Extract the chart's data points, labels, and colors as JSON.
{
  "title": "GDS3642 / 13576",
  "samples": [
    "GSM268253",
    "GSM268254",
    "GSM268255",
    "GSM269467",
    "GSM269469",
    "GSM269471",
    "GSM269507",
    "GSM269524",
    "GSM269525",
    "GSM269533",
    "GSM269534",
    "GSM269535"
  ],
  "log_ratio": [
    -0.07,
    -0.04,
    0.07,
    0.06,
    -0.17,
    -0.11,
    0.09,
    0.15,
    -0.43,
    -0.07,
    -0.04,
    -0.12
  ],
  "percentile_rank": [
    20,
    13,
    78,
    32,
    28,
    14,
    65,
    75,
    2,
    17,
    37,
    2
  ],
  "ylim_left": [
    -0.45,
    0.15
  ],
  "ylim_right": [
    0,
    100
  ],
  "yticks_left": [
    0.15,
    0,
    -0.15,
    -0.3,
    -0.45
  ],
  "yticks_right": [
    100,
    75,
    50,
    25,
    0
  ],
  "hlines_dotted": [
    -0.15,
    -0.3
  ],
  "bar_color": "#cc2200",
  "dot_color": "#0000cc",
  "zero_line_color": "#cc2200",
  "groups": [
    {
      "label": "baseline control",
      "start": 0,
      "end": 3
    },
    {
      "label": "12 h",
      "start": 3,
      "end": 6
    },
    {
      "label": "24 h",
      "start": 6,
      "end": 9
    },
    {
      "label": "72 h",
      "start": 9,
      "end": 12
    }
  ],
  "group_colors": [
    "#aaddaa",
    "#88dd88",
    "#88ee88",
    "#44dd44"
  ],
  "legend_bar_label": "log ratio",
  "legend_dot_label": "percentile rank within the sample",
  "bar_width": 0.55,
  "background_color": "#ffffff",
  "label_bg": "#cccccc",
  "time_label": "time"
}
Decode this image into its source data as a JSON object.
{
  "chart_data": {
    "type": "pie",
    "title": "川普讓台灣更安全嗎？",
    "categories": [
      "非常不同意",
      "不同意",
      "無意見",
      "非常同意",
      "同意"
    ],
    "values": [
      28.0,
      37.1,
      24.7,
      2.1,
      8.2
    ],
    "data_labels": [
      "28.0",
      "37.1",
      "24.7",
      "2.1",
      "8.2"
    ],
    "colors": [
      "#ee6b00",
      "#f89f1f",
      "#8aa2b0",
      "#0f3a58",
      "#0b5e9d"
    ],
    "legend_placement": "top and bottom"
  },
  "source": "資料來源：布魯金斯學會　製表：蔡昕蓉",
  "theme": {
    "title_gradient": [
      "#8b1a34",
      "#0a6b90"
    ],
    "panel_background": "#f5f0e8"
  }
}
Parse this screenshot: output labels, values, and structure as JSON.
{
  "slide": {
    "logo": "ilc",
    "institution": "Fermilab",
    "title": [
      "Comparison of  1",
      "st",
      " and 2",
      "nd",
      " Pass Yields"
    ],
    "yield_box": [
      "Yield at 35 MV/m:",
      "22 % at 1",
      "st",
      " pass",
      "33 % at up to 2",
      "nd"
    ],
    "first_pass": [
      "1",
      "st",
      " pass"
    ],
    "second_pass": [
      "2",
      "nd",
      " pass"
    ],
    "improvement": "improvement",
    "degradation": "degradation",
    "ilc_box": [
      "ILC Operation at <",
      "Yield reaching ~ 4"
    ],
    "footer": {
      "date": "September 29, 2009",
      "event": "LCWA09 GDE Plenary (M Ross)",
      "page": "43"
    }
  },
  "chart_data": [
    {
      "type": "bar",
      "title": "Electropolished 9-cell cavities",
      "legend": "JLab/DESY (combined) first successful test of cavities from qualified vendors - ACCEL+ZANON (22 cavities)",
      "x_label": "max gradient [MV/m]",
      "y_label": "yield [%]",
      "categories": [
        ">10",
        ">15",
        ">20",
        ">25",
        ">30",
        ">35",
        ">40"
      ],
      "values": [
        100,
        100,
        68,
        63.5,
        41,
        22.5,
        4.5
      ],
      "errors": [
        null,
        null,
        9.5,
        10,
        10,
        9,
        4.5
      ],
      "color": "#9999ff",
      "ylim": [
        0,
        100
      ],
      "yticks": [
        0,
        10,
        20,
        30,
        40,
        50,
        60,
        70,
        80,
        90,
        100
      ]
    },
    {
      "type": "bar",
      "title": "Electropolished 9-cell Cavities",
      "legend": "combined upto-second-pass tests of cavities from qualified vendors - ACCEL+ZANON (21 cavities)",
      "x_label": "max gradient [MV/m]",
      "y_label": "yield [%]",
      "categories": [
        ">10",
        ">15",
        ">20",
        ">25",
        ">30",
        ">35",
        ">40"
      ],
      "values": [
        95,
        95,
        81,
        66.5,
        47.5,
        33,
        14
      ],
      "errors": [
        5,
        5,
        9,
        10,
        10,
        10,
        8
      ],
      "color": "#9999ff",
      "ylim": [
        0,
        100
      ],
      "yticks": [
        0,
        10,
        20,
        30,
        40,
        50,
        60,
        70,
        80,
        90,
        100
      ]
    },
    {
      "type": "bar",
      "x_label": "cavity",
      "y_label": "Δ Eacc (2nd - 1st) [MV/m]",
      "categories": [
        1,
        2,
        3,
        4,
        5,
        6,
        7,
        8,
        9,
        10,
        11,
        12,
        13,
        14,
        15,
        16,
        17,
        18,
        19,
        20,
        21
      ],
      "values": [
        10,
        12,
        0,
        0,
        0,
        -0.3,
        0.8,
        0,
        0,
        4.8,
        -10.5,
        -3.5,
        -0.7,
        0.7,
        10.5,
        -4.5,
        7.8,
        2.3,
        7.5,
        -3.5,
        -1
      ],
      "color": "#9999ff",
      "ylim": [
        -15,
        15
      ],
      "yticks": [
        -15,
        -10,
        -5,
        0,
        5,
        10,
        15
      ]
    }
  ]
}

━━━

## WRITTEN EXERCISE
Repeat the material word for word, in full.

## TASK ANSWER
Extract the chart's data points, labels, and colors as JSON.
{
  "title": "GDS3642 / 13576",
  "samples": [
    "GSM268253",
    "GSM268254",
    "GSM268255",
    "GSM269467",
    "GSM269469",
    "GSM269471",
    "GSM269507",
    "GSM269524",
    "GSM269525",
    "GSM269533",
    "GSM269534",
    "GSM269535"
  ],
  "log_ratio": [
    -0.07,
    -0.04,
    0.07,
    0.06,
    -0.17,
    -0.11,
    0.09,
    0.15,
    -0.43,
    -0.07,
    -0.04,
    -0.12
  ],
  "percentile_rank": [
    20,
    13,
    78,
    32,
    28,
    14,
    65,
    75,
    2,
    17,
    37,
    2
  ],
  "ylim_left": [
    -0.45,
    0.15
  ],
  "ylim_right": [
    0,
    100
  ],
  "yticks_left": [
    0.15,
    0,
    -0.15,
    -0.3,
    -0.45
  ],
  "yticks_right": [
    100,
    75,
    50,
    25,
    0
  ],
  "hlines_dotted": [
    -0.15,
    -0.3
  ],
  "bar_color": "#cc2200",
  "dot_color": "#0000cc",
  "zero_line_color": "#cc2200",
  "groups": [
    {
      "label": "baseline control",
      "start": 0,
      "end": 3
    },
    {
      "label": "12 h",
      "start": 3,
      "end": 6
    },
    {
      "label": "24 h",
      "start": 6,
      "end": 9
    },
    {
      "label": "72 h",
      "start": 9,
      "end": 12
    }
  ],
  "group_colors": [
    "#aaddaa",
    "#88dd88",
    "#88ee88",
    "#44dd44"
  ],
  "legend_bar_label": "log ratio",
  "legend_dot_label": "percentile rank within the sample",
  "bar_width": 0.55,
  "background_color": "#ffffff",
  "label_bg": "#cccccc",
  "time_label": "time"
}
Decode this image into its source data as a JSON object.
{
  "chart_data": {
    "type": "pie",
    "title": "川普讓台灣更安全嗎？",
    "categories": [
      "非常不同意",
      "不同意",
      "無意見",
      "非常同意",
      "同意"
    ],
    "values": [
      28.0,
      37.1,
      24.7,
      2.1,
      8.2
    ],
    "data_labels": [
      "28.0",
      "37.1",
      "24.7",
      "2.1",
      "8.2"
    ],
    "colors": [
      "#ee6b00",
      "#f89f1f",
      "#8aa2b0",
      "#0f3a58",
      "#0b5e9d"
    ],
    "legend_placement": "top and bottom"
  },
  "source": "資料來源：布魯金斯學會　製表：蔡昕蓉",
  "theme": {
    "title_gradient": [
      "#8b1a34",
      "#0a6b90"
    ],
    "panel_background": "#f5f0e8"
  }
}
Parse this screenshot: output labels, values, and structure as JSON.
{
  "slide": {
    "logo": "ilc",
    "institution": "Fermilab",
    "title": [
      "Comparison of  1",
      "st",
      " and 2",
      "nd",
      " Pass Yields"
    ],
    "yield_box": [
      "Yield at 35 MV/m:",
      "22 % at 1",
      "st",
      " pass",
      "33 % at up to 2",
      "nd"
    ],
    "first_pass": [
      "1",
      "st",
      " pass"
    ],
    "second_pass": [
      "2",
      "nd",
      " pass"
    ],
    "improvement": "improvement",
    "degradation": "degradation",
    "ilc_box": [
      "ILC Operation at <",
      "Yield reaching ~ 4"
    ],
    "footer": {
      "date": "September 29, 2009",
      "event": "LCWA09 GDE Plenary (M Ross)",
      "page": "43"
    }
  },
  "chart_data": [
    {
      "type": "bar",
      "title": "Electropolished 9-cell cavities",
      "legend": "JLab/DESY (combined) first successful test of cavities from qualified vendors - ACCEL+ZANON (22 cavities)",
      "x_label": "max gradient [MV/m]",
      "y_label": "yield [%]",
      "categories": [
        ">10",
        ">15",
        ">20",
        ">25",
        ">30",
        ">35",
        ">40"
      ],
      "values": [
        100,
        100,
        68,
        63.5,
        41,
        22.5,
        4.5
      ],
      "errors": [
        null,
        null,
        9.5,
        10,
        10,
        9,
        4.5
      ],
      "color": "#9999ff",
      "ylim": [
        0,
        100
      ],
      "yticks": [
        0,
        10,
        20,
        30,
        40,
        50,
        60,
        70,
        80,
        90,
        100
      ]
    },
    {
      "type": "bar",
      "title": "Electropolished 9-cell Cavities",
      "legend": "combined upto-second-pass tests of cavities from qualified vendors - ACCEL+ZANON (21 cavities)",
      "x_label": "max gradient [MV/m]",
      "y_label": "yield [%]",
      "categories": [
        ">10",
        ">15",
        ">20",
        ">25",
        ">30",
        ">35",
        ">40"
      ],
      "values": [
        95,
        95,
        81,
        66.5,
        47.5,
        33,
        14
      ],
      "errors": [
        5,
        5,
        9,
        10,
        10,
        10,
        8
      ],
      "color": "#9999ff",
      "ylim": [
        0,
        100
      ],
      "yticks": [
        0,
        10,
        20,
        30,
        40,
        50,
        60,
        70,
        80,
        90,
        100
      ]
    },
    {
      "type": "bar",
      "x_label": "cavity",
      "y_label": "Δ Eacc (2nd - 1st) [MV/m]",
      "categories": [
        1,
        2,
        3,
        4,
        5,
        6,
        7,
        8,
        9,
        10,
        11,
        12,
        13,
        14,
        15,
        16,
        17,
        18,
        19,
        20,
        21
      ],
      "values": [
        10,
        12,
        0,
        0,
        0,
        -0.3,
        0.8,
        0,
        0,
        4.8,
        -10.5,
        -3.5,
        -0.7,
        0.7,
        10.5,
        -4.5,
        7.8,
        2.3,
        7.5,
        -3.5,
        -1
      ],
      "color": "#9999ff",
      "ylim": [
        -15,
        15
      ],
      "yticks": [
        -15,
        -10,
        -5,
        0,
        5,
        10,
        15
      ]
    }
  ]
}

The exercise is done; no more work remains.